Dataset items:
━━━━━━━━━━━━━━━━━━━━

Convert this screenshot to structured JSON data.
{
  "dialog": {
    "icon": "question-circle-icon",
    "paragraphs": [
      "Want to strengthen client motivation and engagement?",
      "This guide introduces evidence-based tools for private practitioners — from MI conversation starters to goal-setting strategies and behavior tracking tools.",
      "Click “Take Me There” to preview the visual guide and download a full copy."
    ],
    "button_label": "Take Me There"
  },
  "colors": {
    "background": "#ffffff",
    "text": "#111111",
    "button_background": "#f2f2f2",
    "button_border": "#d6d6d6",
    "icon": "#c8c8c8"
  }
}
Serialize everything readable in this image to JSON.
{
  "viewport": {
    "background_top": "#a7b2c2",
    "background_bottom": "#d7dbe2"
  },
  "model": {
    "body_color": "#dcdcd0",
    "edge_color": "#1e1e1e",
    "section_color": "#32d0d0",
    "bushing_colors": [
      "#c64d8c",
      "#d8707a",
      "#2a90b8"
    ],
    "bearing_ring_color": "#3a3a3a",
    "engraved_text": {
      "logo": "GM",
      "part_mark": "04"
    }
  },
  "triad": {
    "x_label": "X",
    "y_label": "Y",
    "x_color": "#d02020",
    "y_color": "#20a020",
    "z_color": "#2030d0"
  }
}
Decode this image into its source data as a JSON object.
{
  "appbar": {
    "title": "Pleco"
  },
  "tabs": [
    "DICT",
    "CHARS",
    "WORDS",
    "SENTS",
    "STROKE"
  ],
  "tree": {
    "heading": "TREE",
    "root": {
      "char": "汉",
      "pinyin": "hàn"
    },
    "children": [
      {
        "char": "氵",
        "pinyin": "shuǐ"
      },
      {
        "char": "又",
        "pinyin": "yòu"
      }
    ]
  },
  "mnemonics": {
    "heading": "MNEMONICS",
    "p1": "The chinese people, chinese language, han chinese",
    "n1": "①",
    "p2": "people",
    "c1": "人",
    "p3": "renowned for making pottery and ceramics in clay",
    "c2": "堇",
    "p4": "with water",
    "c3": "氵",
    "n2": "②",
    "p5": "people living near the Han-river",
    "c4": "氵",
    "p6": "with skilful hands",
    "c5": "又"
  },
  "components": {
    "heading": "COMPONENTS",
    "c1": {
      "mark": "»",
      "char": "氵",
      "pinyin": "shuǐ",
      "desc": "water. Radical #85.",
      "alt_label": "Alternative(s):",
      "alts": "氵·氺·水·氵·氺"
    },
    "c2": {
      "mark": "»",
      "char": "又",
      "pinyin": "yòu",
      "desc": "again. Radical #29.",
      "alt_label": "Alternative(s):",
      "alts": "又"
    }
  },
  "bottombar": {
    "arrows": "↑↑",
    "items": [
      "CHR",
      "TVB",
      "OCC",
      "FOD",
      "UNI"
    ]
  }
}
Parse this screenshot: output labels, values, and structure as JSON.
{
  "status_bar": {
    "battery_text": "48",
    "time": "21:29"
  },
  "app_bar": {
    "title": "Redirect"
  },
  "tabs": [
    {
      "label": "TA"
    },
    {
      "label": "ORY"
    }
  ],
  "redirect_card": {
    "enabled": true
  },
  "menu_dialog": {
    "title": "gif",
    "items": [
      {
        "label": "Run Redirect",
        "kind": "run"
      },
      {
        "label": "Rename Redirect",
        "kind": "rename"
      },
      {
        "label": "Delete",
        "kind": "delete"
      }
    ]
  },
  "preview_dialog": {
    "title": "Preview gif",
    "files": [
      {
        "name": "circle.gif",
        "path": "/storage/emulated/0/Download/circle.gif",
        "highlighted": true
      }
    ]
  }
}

━━━━━━━━━━━━━━━━━━━━

Output the line holding "Parse this screenshot: output", then every later line through the end of the records above, exactly as given and nothing else.

Answer to the problem:
Parse this screenshot: output labels, values, and structure as JSON.
{
  "status_bar": {
    "battery_text": "48",
    "time": "21:29"
  },
  "app_bar": {
    "title": "Redirect"
  },
  "tabs": [
    {
      "label": "TA"
    },
    {
      "label": "ORY"
    }
  ],
  "redirect_card": {
    "enabled": true
  },
  "menu_dialog": {
    "title": "gif",
    "items": [
      {
        "label": "Run Redirect",
        "kind": "run"
      },
      {
        "label": "Rename Redirect",
        "kind": "rename"
      },
      {
        "label": "Delete",
        "kind": "delete"
      }
    ]
  },
  "preview_dialog": {
    "title": "Preview gif",
    "files": [
      {
        "name": "circle.gif",
        "path": "/storage/emulated/0/Download/circle.gif",
        "highlighted": true
      }
    ]
  }
}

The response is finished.